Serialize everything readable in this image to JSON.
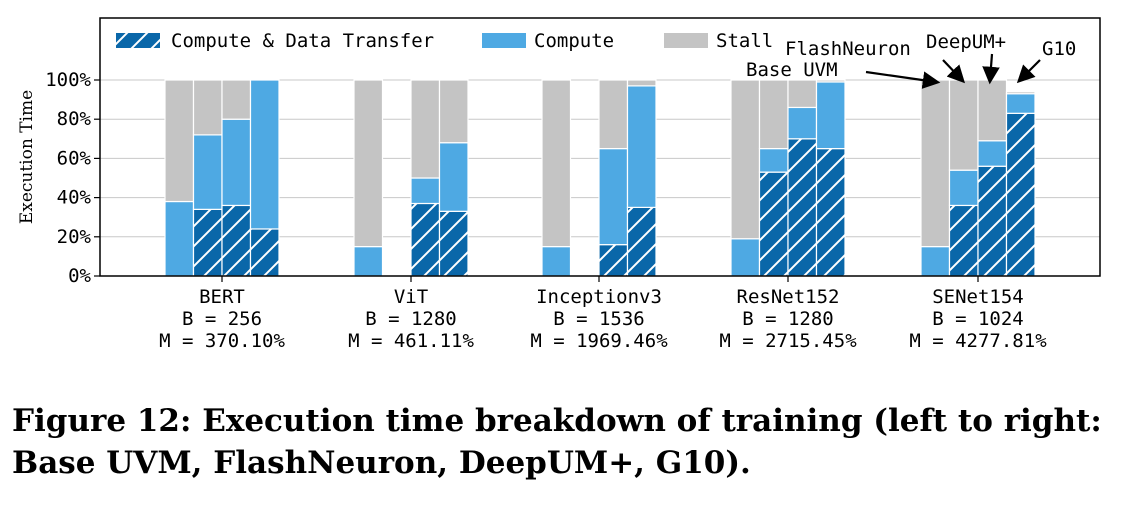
{
  "caption": "Figure 12: Execution time breakdown of training (left to right: Base UVM, FlashNeuron, DeepUM+, G10).",
  "colors": {
    "compute_data_transfer": "#0a67a9",
    "compute": "#4ea9e3",
    "stall": "#c4c4c4",
    "grid": "#c8c8c8"
  },
  "chart_data": {
    "type": "bar",
    "stacked": true,
    "ylabel": "Execution Time",
    "ylim": [
      0,
      100
    ],
    "yticks": [
      0,
      20,
      40,
      60,
      80,
      100
    ],
    "ytick_labels": [
      "0%",
      "20%",
      "40%",
      "60%",
      "80%",
      "100%"
    ],
    "grid": true,
    "legend_position": "top",
    "legend": [
      "Compute & Data Transfer",
      "Compute",
      "Stall"
    ],
    "systems": [
      "Base UVM",
      "FlashNeuron",
      "DeepUM+",
      "G10"
    ],
    "groups": [
      {
        "name": "BERT",
        "b_label": "B = 256",
        "m_label": "M = 370.10%",
        "bars": [
          {
            "system": "Base UVM",
            "compute_data_transfer": 0,
            "compute": 38,
            "stall": 62
          },
          {
            "system": "FlashNeuron",
            "compute_data_transfer": 34,
            "compute": 38,
            "stall": 28
          },
          {
            "system": "DeepUM+",
            "compute_data_transfer": 36,
            "compute": 44,
            "stall": 20
          },
          {
            "system": "G10",
            "compute_data_transfer": 24,
            "compute": 76,
            "stall": 0
          }
        ]
      },
      {
        "name": "ViT",
        "b_label": "B = 1280",
        "m_label": "M = 461.11%",
        "bars": [
          {
            "system": "Base UVM",
            "compute_data_transfer": 0,
            "compute": 15,
            "stall": 85
          },
          {
            "system": "FlashNeuron",
            "compute_data_transfer": 0,
            "compute": 0,
            "stall": 0
          },
          {
            "system": "DeepUM+",
            "compute_data_transfer": 37,
            "compute": 13,
            "stall": 50
          },
          {
            "system": "G10",
            "compute_data_transfer": 33,
            "compute": 35,
            "stall": 32
          }
        ]
      },
      {
        "name": "Inceptionv3",
        "b_label": "B = 1536",
        "m_label": "M = 1969.46%",
        "bars": [
          {
            "system": "Base UVM",
            "compute_data_transfer": 0,
            "compute": 15,
            "stall": 85
          },
          {
            "system": "FlashNeuron",
            "compute_data_transfer": 0,
            "compute": 0,
            "stall": 0
          },
          {
            "system": "DeepUM+",
            "compute_data_transfer": 16,
            "compute": 49,
            "stall": 35
          },
          {
            "system": "G10",
            "compute_data_transfer": 35,
            "compute": 62,
            "stall": 3
          }
        ]
      },
      {
        "name": "ResNet152",
        "b_label": "B = 1280",
        "m_label": "M = 2715.45%",
        "bars": [
          {
            "system": "Base UVM",
            "compute_data_transfer": 0,
            "compute": 19,
            "stall": 81
          },
          {
            "system": "FlashNeuron",
            "compute_data_transfer": 53,
            "compute": 12,
            "stall": 35
          },
          {
            "system": "DeepUM+",
            "compute_data_transfer": 70,
            "compute": 16,
            "stall": 14
          },
          {
            "system": "G10",
            "compute_data_transfer": 65,
            "compute": 34,
            "stall": 1
          }
        ]
      },
      {
        "name": "SENet154",
        "b_label": "B = 1024",
        "m_label": "M = 4277.81%",
        "bars": [
          {
            "system": "Base UVM",
            "compute_data_transfer": 0,
            "compute": 15,
            "stall": 85
          },
          {
            "system": "FlashNeuron",
            "compute_data_transfer": 36,
            "compute": 18,
            "stall": 46
          },
          {
            "system": "DeepUM+",
            "compute_data_transfer": 56,
            "compute": 13,
            "stall": 31
          },
          {
            "system": "G10",
            "compute_data_transfer": 83,
            "compute": 10,
            "stall": 1
          }
        ]
      }
    ],
    "annotations": [
      "Base UVM",
      "FlashNeuron",
      "DeepUM+",
      "G10"
    ]
  }
}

· · · · ·

Show, from the material above, each line that includes the string "Execution".

  "caption": "Figure 12: Execution time breakdown of training (left to right: Base UVM, FlashNeuron, DeepUM+, G10).",
    "ylabel": "Execution Time",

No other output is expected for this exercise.